[What this task involves]
What follows is a listing; restate every line of it word for word.

[Task data]
++++++++++

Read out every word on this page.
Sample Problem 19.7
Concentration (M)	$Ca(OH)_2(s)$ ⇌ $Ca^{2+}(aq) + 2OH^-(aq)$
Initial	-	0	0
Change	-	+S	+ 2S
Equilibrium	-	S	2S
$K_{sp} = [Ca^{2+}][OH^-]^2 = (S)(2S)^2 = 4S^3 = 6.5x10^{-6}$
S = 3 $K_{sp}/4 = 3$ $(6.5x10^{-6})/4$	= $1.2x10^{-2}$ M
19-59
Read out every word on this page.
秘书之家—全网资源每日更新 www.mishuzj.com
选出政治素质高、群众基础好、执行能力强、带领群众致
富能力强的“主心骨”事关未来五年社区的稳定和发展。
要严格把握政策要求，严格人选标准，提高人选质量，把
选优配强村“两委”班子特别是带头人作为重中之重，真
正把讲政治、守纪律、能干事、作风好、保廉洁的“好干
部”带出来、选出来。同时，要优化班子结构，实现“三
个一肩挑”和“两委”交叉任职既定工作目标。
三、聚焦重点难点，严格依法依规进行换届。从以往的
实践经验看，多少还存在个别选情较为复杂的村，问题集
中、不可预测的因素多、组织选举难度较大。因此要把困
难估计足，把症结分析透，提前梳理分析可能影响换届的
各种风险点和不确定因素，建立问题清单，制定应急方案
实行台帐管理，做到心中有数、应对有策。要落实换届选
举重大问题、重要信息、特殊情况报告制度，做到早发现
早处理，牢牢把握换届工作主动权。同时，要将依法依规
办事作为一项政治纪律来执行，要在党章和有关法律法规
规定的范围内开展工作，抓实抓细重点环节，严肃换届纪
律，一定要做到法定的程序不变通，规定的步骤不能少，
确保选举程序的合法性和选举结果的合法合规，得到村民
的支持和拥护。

++++++++++

[Exercise solution]
Read out every word on this page.
Sample Problem 19.7
Concentration (M)	$Ca(OH)_2(s)$ ⇌ $Ca^{2+}(aq) + 2OH^-(aq)$
Initial	-	0	0
Change	-	+S	+ 2S
Equilibrium	-	S	2S
$K_{sp} = [Ca^{2+}][OH^-]^2 = (S)(2S)^2 = 4S^3 = 6.5x10^{-6}$
S = 3 $K_{sp}/4 = 3$ $(6.5x10^{-6})/4$	= $1.2x10^{-2}$ M
19-59
Read out every word on this page.
秘书之家—全网资源每日更新 www.mishuzj.com
选出政治素质高、群众基础好、执行能力强、带领群众致
富能力强的“主心骨”事关未来五年社区的稳定和发展。
要严格把握政策要求，严格人选标准，提高人选质量，把
选优配强村“两委”班子特别是带头人作为重中之重，真
正把讲政治、守纪律、能干事、作风好、保廉洁的“好干
部”带出来、选出来。同时，要优化班子结构，实现“三
个一肩挑”和“两委”交叉任职既定工作目标。
三、聚焦重点难点，严格依法依规进行换届。从以往的
实践经验看，多少还存在个别选情较为复杂的村，问题集
中、不可预测的因素多、组织选举难度较大。因此要把困
难估计足，把症结分析透，提前梳理分析可能影响换届的
各种风险点和不确定因素，建立问题清单，制定应急方案
实行台帐管理，做到心中有数、应对有策。要落实换届选
举重大问题、重要信息、特殊情况报告制度，做到早发现
早处理，牢牢把握换届工作主动权。同时，要将依法依规
办事作为一项政治纪律来执行，要在党章和有关法律法规
规定的范围内开展工作，抓实抓细重点环节，严肃换届纪
律，一定要做到法定的程序不变通，规定的步骤不能少，
确保选举程序的合法性和选举结果的合法合规，得到村民
的支持和拥护。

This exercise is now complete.